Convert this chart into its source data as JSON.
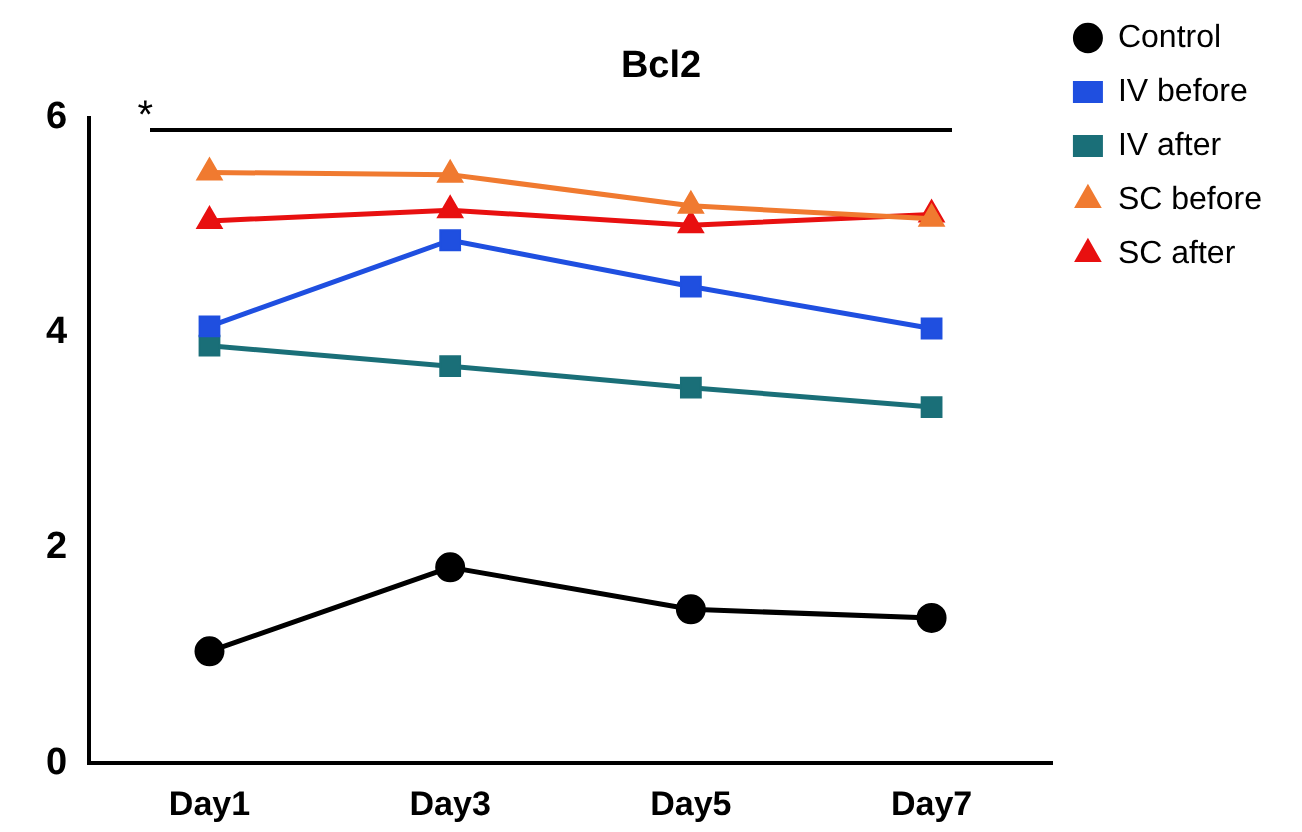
{
  "chart_data": {
    "type": "line",
    "title": "Bcl2",
    "categories": [
      "Day1",
      "Day3",
      "Day5",
      "Day7"
    ],
    "series": [
      {
        "name": "Control",
        "color": "#000000",
        "marker": "circle",
        "values": [
          1.04,
          1.82,
          1.43,
          1.35
        ]
      },
      {
        "name": "IV before",
        "color": "#1f4fe0",
        "marker": "square",
        "values": [
          4.06,
          4.86,
          4.43,
          4.04
        ]
      },
      {
        "name": "IV after",
        "color": "#1a6f78",
        "marker": "square",
        "values": [
          3.88,
          3.69,
          3.49,
          3.31
        ]
      },
      {
        "name": "SC before",
        "color": "#f07a30",
        "marker": "triangle",
        "values": [
          5.49,
          5.47,
          5.18,
          5.06
        ]
      },
      {
        "name": "SC after",
        "color": "#e81010",
        "marker": "triangle",
        "values": [
          5.04,
          5.14,
          5.0,
          5.1
        ]
      }
    ],
    "ylim": [
      0,
      6
    ],
    "yticks": [
      0,
      2,
      4,
      6
    ],
    "grid": false,
    "legend": "right",
    "ref_lines": [
      {
        "axis": "y",
        "value": 5.88,
        "label": "*"
      }
    ]
  }
}
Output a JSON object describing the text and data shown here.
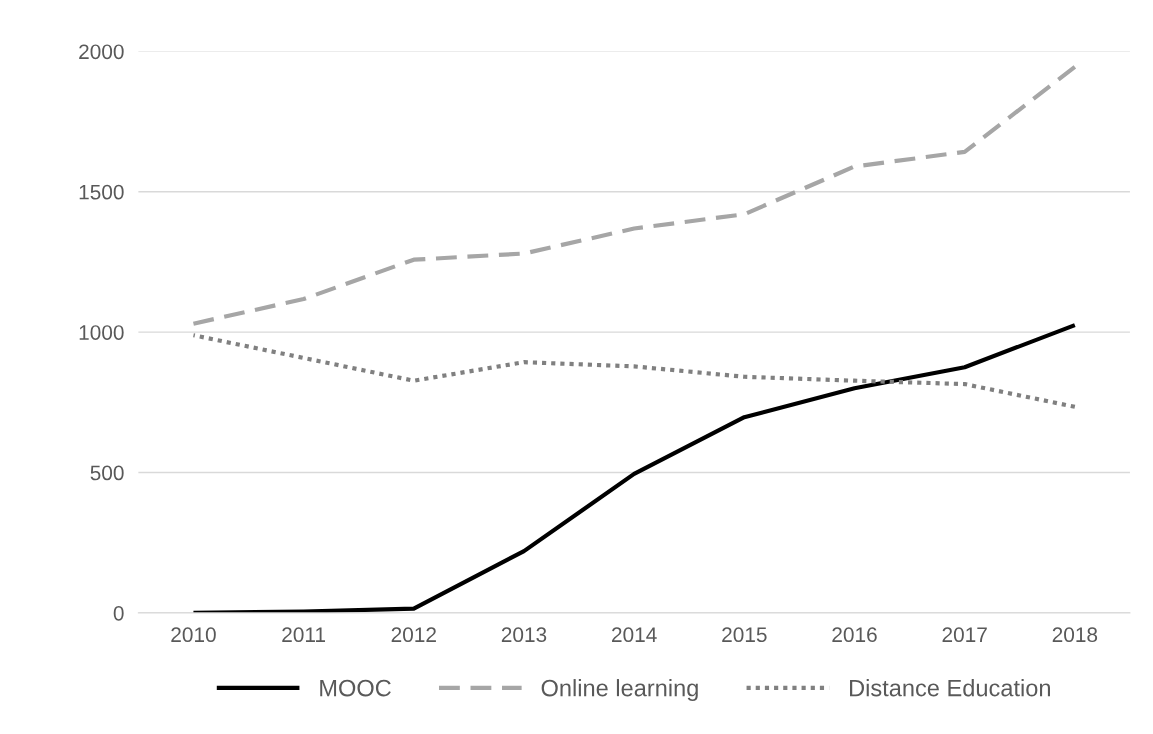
{
  "chart_data": {
    "type": "line",
    "categories": [
      "2010",
      "2011",
      "2012",
      "2013",
      "2014",
      "2015",
      "2016",
      "2017",
      "2018"
    ],
    "series": [
      {
        "name": "MOOC",
        "color": "#000000",
        "line_style": "solid",
        "values": [
          0,
          5,
          15,
          220,
          495,
          697,
          800,
          875,
          1025
        ]
      },
      {
        "name": "Online learning",
        "color": "#a6a6a6",
        "line_style": "dashed",
        "values": [
          1030,
          1118,
          1258,
          1280,
          1369,
          1420,
          1590,
          1642,
          1945
        ]
      },
      {
        "name": "Distance Education",
        "color": "#808080",
        "line_style": "dotted",
        "values": [
          989,
          908,
          827,
          893,
          878,
          841,
          827,
          815,
          734
        ]
      }
    ],
    "ylim": [
      0,
      2000
    ],
    "yticks": [
      0,
      500,
      1000,
      1500,
      2000
    ],
    "grid": "y",
    "legend": "bottom",
    "marker": "none"
  }
}
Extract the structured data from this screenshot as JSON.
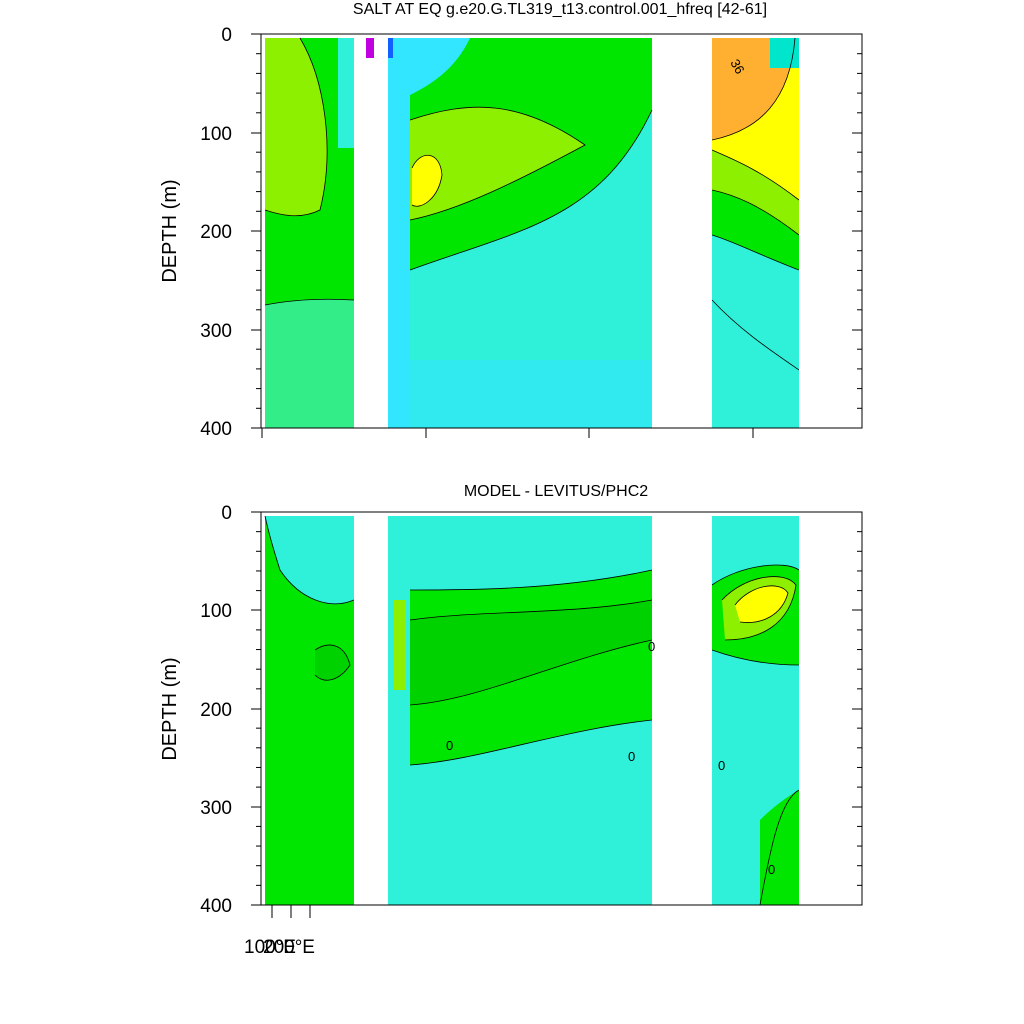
{
  "chart_data": [
    {
      "type": "heatmap",
      "title": "SALT AT EQ g.e20.G.TL319_t13.control.001_hfreq [42-61]",
      "ylabel": "DEPTH (m)",
      "ylim": [
        400,
        0
      ],
      "y_ticks": [
        "0",
        "100",
        "200",
        "300",
        "400"
      ],
      "contour_labels": [
        "36"
      ],
      "grid": false
    },
    {
      "type": "heatmap",
      "title": "MODEL - LEVITUS/PHC2",
      "ylabel": "DEPTH (m)",
      "ylim": [
        400,
        0
      ],
      "y_ticks": [
        "0",
        "100",
        "200",
        "300",
        "400"
      ],
      "x_tick_labels": [
        "100°E",
        "200°E"
      ],
      "contour_labels": [
        "0",
        "0",
        "0",
        "0",
        "0"
      ],
      "grid": false
    }
  ],
  "colors": {
    "cyan_light": "#2ff0d8",
    "cyan": "#33e6ff",
    "green": "#00e600",
    "green_dark": "#00d200",
    "lime": "#8cf000",
    "yellow": "#ffff00",
    "orange": "#ffb030",
    "purple": "#c000e0",
    "blue": "#1060ff"
  }
}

+-------+

• [JOB] Reproduce every record above exactly, but leave out the pictures.

• [FINISHED ANSWER]
Convert this chart into its source data as JSON.
{
  "chart_data": {
    "type": "line",
    "title": "Bcl2",
    "categories": [
      "Day1",
      "Day3",
      "Day5",
      "Day7"
    ],
    "series": [
      {
        "name": "Control",
        "color": "#000000",
        "marker": "circle",
        "values": [
          1.04,
          1.82,
          1.43,
          1.35
        ]
      },
      {
        "name": "IV before",
        "color": "#1f4fe0",
        "marker": "square",
        "values": [
          4.06,
          4.86,
          4.43,
          4.04
        ]
      },
      {
        "name": "IV after",
        "color": "#1a6f78",
        "marker": "square",
        "values": [
          3.88,
          3.69,
          3.49,
          3.31
        ]
      },
      {
        "name": "SC before",
        "color": "#f07a30",
        "marker": "triangle",
        "values": [
          5.49,
          5.47,
          5.18,
          5.06
        ]
      },
      {
        "name": "SC after",
        "color": "#e81010",
        "marker": "triangle",
        "values": [
          5.04,
          5.14,
          5.0,
          5.1
        ]
      }
    ],
    "ylim": [
      0,
      6
    ],
    "yticks": [
      0,
      2,
      4,
      6
    ],
    "grid": false,
    "legend": "right",
    "ref_lines": [
      {
        "axis": "y",
        "value": 5.88,
        "label": "*"
      }
    ]
  }
}
Output a JSON object describing the text and data shown here.
{
  "chart_data": {
    "type": "line",
    "categories": [
      "2010",
      "2011",
      "2012",
      "2013",
      "2014",
      "2015",
      "2016",
      "2017",
      "2018"
    ],
    "series": [
      {
        "name": "MOOC",
        "color": "#000000",
        "line_style": "solid",
        "values": [
          0,
          5,
          15,
          220,
          495,
          697,
          800,
          875,
          1025
        ]
      },
      {
        "name": "Online learning",
        "color": "#a6a6a6",
        "line_style": "dashed",
        "values": [
          1030,
          1118,
          1258,
          1280,
          1369,
          1420,
          1590,
          1642,
          1945
        ]
      },
      {
        "name": "Distance Education",
        "color": "#808080",
        "line_style": "dotted",
        "values": [
          989,
          908,
          827,
          893,
          878,
          841,
          827,
          815,
          734
        ]
      }
    ],
    "ylim": [
      0,
      2000
    ],
    "yticks": [
      0,
      500,
      1000,
      1500,
      2000
    ],
    "grid": "y",
    "legend": "bottom",
    "marker": "none"
  }
}
Extract the structured data from this screenshot as JSON.
{
  "chart_data": [
    {
      "type": "heatmap",
      "title": "SALT AT EQ g.e20.G.TL319_t13.control.001_hfreq [42-61]",
      "ylabel": "DEPTH (m)",
      "ylim": [
        400,
        0
      ],
      "y_ticks": [
        "0",
        "100",
        "200",
        "300",
        "400"
      ],
      "contour_labels": [
        "36"
      ],
      "grid": false
    },
    {
      "type": "heatmap",
      "title": "MODEL - LEVITUS/PHC2",
      "ylabel": "DEPTH (m)",
      "ylim": [
        400,
        0
      ],
      "y_ticks": [
        "0",
        "100",
        "200",
        "300",
        "400"
      ],
      "x_tick_labels": [
        "100°E",
        "200°E"
      ],
      "contour_labels": [
        "0",
        "0",
        "0",
        "0",
        "0"
      ],
      "grid": false
    }
  ],
  "colors": {
    "cyan_light": "#2ff0d8",
    "cyan": "#33e6ff",
    "green": "#00e600",
    "green_dark": "#00d200",
    "lime": "#8cf000",
    "yellow": "#ffff00",
    "orange": "#ffb030",
    "purple": "#c000e0",
    "blue": "#1060ff"
  }
}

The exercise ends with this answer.